◆ **Directions for this task**
Report how many lines hold the word "text"; give nothing but the number.

◆ **Material to process**
....

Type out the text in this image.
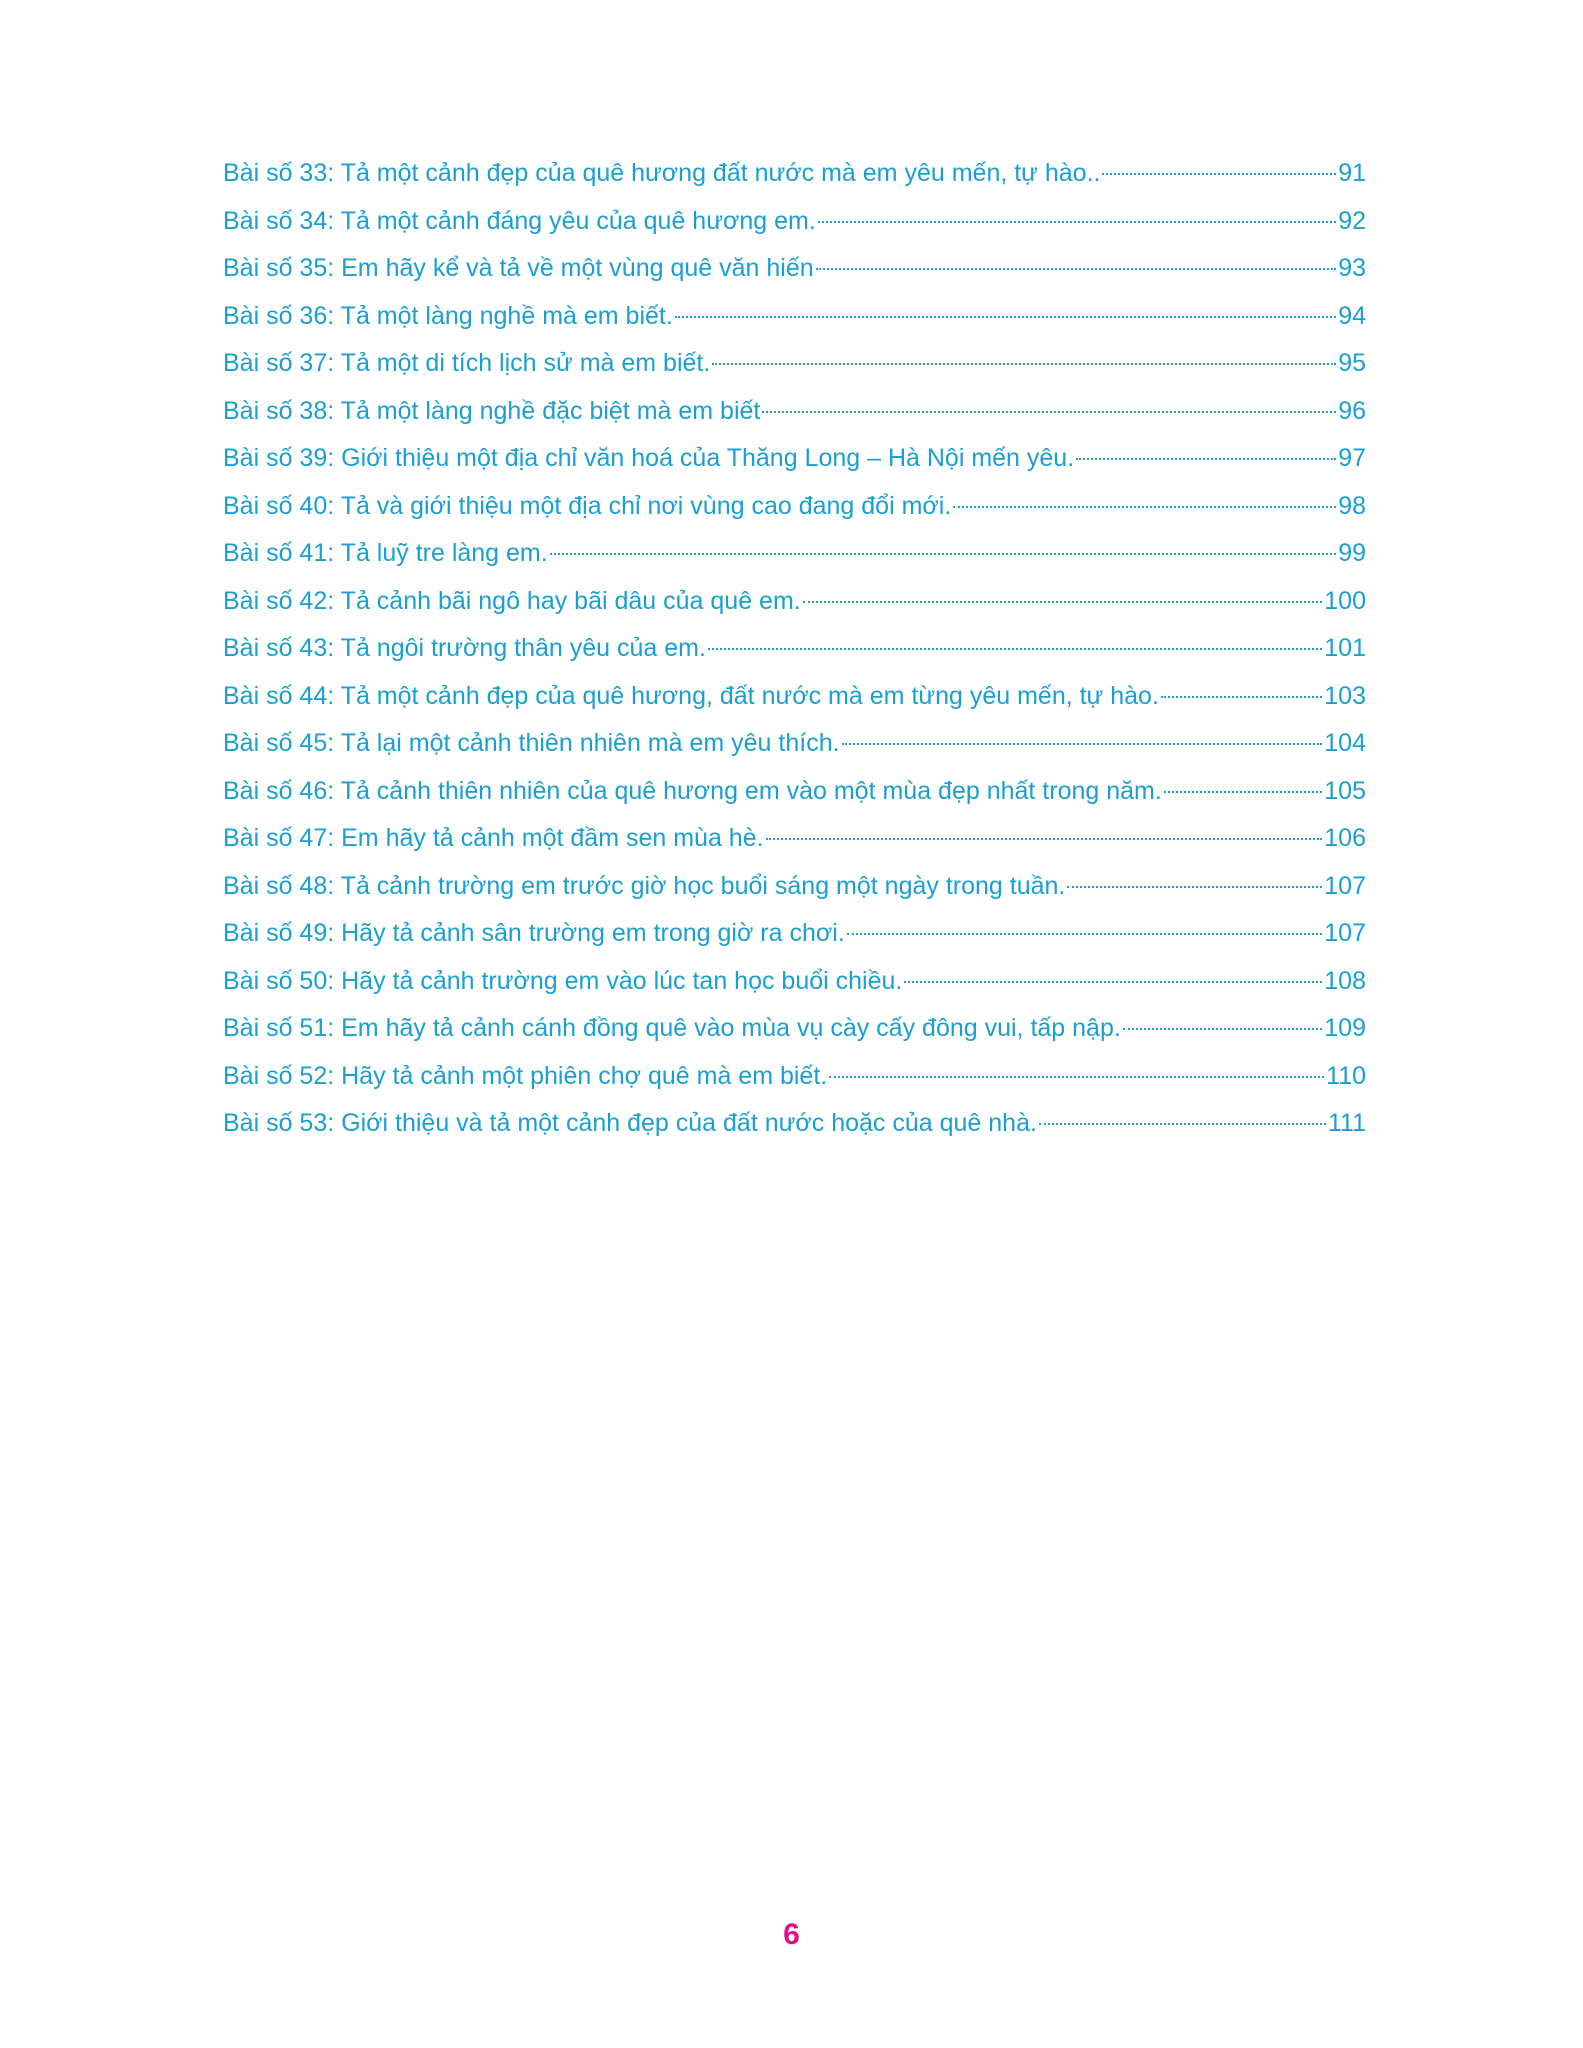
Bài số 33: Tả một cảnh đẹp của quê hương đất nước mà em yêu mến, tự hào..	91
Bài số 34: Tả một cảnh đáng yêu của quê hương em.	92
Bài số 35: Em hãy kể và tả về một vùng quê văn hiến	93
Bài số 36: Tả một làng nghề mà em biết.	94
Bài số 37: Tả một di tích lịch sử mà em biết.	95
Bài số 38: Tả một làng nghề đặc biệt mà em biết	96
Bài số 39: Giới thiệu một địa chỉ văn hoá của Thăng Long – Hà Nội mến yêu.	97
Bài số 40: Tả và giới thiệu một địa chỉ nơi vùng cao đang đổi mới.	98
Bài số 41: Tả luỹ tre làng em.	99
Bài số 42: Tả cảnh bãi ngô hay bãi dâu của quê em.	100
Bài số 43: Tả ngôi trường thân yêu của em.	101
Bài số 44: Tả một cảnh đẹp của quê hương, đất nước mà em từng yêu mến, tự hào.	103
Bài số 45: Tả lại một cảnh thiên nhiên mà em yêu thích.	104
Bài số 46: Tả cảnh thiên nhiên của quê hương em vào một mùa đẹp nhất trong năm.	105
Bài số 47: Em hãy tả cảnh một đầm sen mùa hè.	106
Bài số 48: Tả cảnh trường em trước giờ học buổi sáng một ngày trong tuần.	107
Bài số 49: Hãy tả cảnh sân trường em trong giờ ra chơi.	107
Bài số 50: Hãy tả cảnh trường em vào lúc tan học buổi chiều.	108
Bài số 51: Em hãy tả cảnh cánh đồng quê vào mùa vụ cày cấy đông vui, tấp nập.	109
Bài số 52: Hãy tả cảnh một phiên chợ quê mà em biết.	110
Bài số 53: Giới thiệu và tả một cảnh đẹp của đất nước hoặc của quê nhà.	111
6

....

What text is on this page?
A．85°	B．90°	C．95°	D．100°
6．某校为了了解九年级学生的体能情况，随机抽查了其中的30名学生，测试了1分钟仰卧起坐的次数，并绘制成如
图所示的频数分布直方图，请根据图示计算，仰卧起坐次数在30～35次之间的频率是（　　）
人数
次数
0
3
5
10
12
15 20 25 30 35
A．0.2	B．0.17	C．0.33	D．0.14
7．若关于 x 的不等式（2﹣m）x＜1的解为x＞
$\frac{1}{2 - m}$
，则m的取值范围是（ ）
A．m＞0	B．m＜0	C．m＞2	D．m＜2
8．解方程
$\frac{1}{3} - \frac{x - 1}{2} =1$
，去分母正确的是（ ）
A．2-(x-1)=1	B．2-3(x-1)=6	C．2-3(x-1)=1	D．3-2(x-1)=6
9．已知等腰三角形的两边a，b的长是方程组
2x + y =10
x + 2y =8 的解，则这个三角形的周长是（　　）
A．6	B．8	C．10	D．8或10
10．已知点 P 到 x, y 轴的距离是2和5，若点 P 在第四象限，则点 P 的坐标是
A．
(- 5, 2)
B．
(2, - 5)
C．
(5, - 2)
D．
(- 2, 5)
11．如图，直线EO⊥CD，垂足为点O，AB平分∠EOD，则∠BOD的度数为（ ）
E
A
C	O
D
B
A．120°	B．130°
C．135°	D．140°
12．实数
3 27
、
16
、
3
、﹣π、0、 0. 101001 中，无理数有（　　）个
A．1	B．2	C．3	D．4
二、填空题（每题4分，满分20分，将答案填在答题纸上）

....

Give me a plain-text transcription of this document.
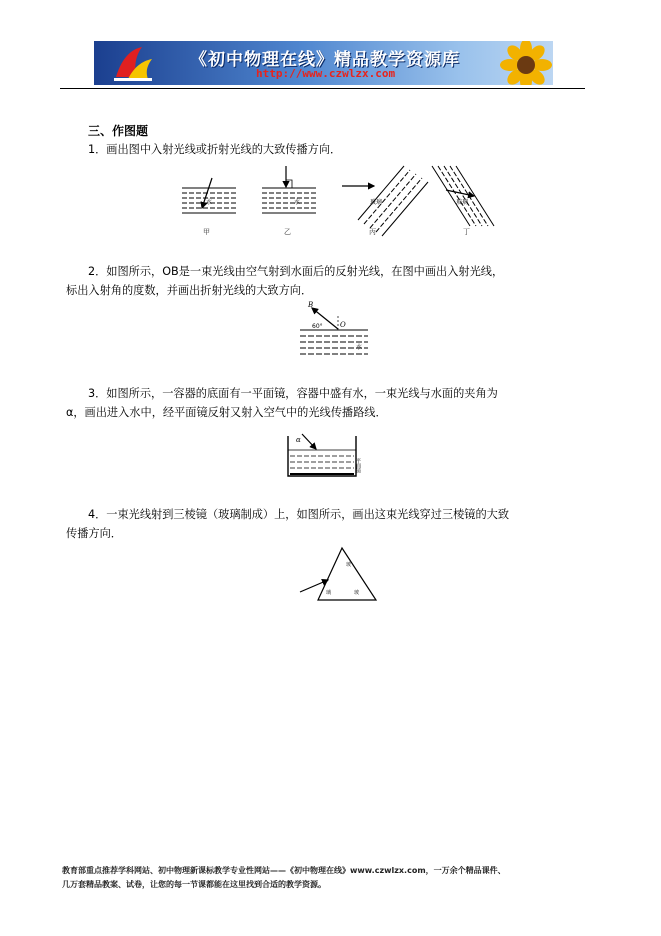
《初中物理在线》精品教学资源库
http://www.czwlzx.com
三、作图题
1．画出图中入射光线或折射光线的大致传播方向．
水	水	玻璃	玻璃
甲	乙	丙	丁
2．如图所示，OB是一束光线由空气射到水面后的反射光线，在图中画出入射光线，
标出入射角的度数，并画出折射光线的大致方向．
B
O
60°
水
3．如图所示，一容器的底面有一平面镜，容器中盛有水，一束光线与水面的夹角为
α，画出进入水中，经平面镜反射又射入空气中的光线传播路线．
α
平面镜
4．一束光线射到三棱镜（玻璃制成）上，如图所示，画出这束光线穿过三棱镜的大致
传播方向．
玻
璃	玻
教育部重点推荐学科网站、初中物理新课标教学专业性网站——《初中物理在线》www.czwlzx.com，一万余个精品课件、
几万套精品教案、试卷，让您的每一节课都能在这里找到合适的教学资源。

....

◆ **Written reply**
3